(What to produce) Quote the entries that follow exactly, leaving none out.

[START OF Dataset rows]

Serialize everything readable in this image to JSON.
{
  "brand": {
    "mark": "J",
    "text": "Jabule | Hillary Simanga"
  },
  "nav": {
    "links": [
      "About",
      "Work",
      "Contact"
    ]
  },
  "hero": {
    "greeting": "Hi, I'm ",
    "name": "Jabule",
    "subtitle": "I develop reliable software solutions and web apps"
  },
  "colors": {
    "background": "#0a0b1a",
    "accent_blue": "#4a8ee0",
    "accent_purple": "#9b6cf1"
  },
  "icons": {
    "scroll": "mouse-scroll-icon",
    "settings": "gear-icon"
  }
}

[END OF Dataset rows]

(Task result)
Serialize everything readable in this image to JSON.
{
  "brand": {
    "mark": "J",
    "text": "Jabule | Hillary Simanga"
  },
  "nav": {
    "links": [
      "About",
      "Work",
      "Contact"
    ]
  },
  "hero": {
    "greeting": "Hi, I'm ",
    "name": "Jabule",
    "subtitle": "I develop reliable software solutions and web apps"
  },
  "colors": {
    "background": "#0a0b1a",
    "accent_blue": "#4a8ee0",
    "accent_purple": "#9b6cf1"
  },
  "icons": {
    "scroll": "mouse-scroll-icon",
    "settings": "gear-icon"
  }
}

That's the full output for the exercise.